**Work to be completed**
Transcribe every line of the records verbatim.
## Begin Supplied material
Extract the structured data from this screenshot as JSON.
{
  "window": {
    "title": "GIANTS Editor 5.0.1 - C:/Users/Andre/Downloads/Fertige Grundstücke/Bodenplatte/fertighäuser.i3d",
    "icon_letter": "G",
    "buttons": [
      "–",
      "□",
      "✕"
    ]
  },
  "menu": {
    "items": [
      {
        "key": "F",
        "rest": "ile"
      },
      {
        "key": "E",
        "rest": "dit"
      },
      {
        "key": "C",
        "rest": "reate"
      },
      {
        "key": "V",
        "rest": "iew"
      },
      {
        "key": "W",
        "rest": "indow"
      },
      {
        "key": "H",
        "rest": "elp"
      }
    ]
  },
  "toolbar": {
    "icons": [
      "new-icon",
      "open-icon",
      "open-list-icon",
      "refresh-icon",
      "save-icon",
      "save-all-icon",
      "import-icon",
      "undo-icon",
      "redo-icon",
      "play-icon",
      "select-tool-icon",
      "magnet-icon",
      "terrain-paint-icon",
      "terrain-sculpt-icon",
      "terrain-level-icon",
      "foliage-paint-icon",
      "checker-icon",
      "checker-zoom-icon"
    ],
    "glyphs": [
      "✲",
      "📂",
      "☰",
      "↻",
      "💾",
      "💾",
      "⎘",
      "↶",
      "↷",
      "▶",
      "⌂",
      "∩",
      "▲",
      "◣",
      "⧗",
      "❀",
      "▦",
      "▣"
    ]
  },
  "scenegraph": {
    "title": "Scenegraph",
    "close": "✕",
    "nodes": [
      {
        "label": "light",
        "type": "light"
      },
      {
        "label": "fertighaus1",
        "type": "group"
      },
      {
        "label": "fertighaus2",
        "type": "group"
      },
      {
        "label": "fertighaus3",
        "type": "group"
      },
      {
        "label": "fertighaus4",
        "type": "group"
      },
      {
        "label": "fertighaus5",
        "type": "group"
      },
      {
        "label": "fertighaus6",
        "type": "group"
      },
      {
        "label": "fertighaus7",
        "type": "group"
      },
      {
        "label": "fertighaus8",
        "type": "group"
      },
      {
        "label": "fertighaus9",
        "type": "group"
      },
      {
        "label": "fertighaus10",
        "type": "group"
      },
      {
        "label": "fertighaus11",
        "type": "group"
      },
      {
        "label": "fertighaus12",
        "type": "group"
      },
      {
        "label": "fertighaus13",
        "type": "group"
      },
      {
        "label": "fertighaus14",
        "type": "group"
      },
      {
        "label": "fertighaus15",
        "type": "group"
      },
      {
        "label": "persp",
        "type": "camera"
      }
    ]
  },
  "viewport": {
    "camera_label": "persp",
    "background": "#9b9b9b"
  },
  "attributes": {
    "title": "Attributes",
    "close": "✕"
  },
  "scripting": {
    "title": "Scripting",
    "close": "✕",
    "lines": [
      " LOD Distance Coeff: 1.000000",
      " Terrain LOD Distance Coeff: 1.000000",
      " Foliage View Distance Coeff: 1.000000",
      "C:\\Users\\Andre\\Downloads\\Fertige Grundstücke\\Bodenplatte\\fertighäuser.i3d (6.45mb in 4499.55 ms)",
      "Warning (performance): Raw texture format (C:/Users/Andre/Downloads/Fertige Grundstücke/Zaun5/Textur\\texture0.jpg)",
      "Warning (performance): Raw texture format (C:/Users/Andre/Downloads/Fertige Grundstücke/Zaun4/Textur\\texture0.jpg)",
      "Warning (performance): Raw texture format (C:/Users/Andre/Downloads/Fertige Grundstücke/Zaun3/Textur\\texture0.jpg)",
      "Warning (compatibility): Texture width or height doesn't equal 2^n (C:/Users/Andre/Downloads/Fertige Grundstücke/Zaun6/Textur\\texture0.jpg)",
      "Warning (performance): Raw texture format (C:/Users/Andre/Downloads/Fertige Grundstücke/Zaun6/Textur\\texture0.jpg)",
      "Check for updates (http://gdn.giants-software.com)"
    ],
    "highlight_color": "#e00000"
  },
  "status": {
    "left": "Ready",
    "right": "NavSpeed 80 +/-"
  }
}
## End Supplied material
**Output**
Extract the structured data from this screenshot as JSON.
{
  "window": {
    "title": "GIANTS Editor 5.0.1 - C:/Users/Andre/Downloads/Fertige Grundstücke/Bodenplatte/fertighäuser.i3d",
    "icon_letter": "G",
    "buttons": [
      "–",
      "□",
      "✕"
    ]
  },
  "menu": {
    "items": [
      {
        "key": "F",
        "rest": "ile"
      },
      {
        "key": "E",
        "rest": "dit"
      },
      {
        "key": "C",
        "rest": "reate"
      },
      {
        "key": "V",
        "rest": "iew"
      },
      {
        "key": "W",
        "rest": "indow"
      },
      {
        "key": "H",
        "rest": "elp"
      }
    ]
  },
  "toolbar": {
    "icons": [
      "new-icon",
      "open-icon",
      "open-list-icon",
      "refresh-icon",
      "save-icon",
      "save-all-icon",
      "import-icon",
      "undo-icon",
      "redo-icon",
      "play-icon",
      "select-tool-icon",
      "magnet-icon",
      "terrain-paint-icon",
      "terrain-sculpt-icon",
      "terrain-level-icon",
      "foliage-paint-icon",
      "checker-icon",
      "checker-zoom-icon"
    ],
    "glyphs": [
      "✲",
      "📂",
      "☰",
      "↻",
      "💾",
      "💾",
      "⎘",
      "↶",
      "↷",
      "▶",
      "⌂",
      "∩",
      "▲",
      "◣",
      "⧗",
      "❀",
      "▦",
      "▣"
    ]
  },
  "scenegraph": {
    "title": "Scenegraph",
    "close": "✕",
    "nodes": [
      {
        "label": "light",
        "type": "light"
      },
      {
        "label": "fertighaus1",
        "type": "group"
      },
      {
        "label": "fertighaus2",
        "type": "group"
      },
      {
        "label": "fertighaus3",
        "type": "group"
      },
      {
        "label": "fertighaus4",
        "type": "group"
      },
      {
        "label": "fertighaus5",
        "type": "group"
      },
      {
        "label": "fertighaus6",
        "type": "group"
      },
      {
        "label": "fertighaus7",
        "type": "group"
      },
      {
        "label": "fertighaus8",
        "type": "group"
      },
      {
        "label": "fertighaus9",
        "type": "group"
      },
      {
        "label": "fertighaus10",
        "type": "group"
      },
      {
        "label": "fertighaus11",
        "type": "group"
      },
      {
        "label": "fertighaus12",
        "type": "group"
      },
      {
        "label": "fertighaus13",
        "type": "group"
      },
      {
        "label": "fertighaus14",
        "type": "group"
      },
      {
        "label": "fertighaus15",
        "type": "group"
      },
      {
        "label": "persp",
        "type": "camera"
      }
    ]
  },
  "viewport": {
    "camera_label": "persp",
    "background": "#9b9b9b"
  },
  "attributes": {
    "title": "Attributes",
    "close": "✕"
  },
  "scripting": {
    "title": "Scripting",
    "close": "✕",
    "lines": [
      " LOD Distance Coeff: 1.000000",
      " Terrain LOD Distance Coeff: 1.000000",
      " Foliage View Distance Coeff: 1.000000",
      "C:\\Users\\Andre\\Downloads\\Fertige Grundstücke\\Bodenplatte\\fertighäuser.i3d (6.45mb in 4499.55 ms)",
      "Warning (performance): Raw texture format (C:/Users/Andre/Downloads/Fertige Grundstücke/Zaun5/Textur\\texture0.jpg)",
      "Warning (performance): Raw texture format (C:/Users/Andre/Downloads/Fertige Grundstücke/Zaun4/Textur\\texture0.jpg)",
      "Warning (performance): Raw texture format (C:/Users/Andre/Downloads/Fertige Grundstücke/Zaun3/Textur\\texture0.jpg)",
      "Warning (compatibility): Texture width or height doesn't equal 2^n (C:/Users/Andre/Downloads/Fertige Grundstücke/Zaun6/Textur\\texture0.jpg)",
      "Warning (performance): Raw texture format (C:/Users/Andre/Downloads/Fertige Grundstücke/Zaun6/Textur\\texture0.jpg)",
      "Check for updates (http://gdn.giants-software.com)"
    ],
    "highlight_color": "#e00000"
  },
  "status": {
    "left": "Ready",
    "right": "NavSpeed 80 +/-"
  }
}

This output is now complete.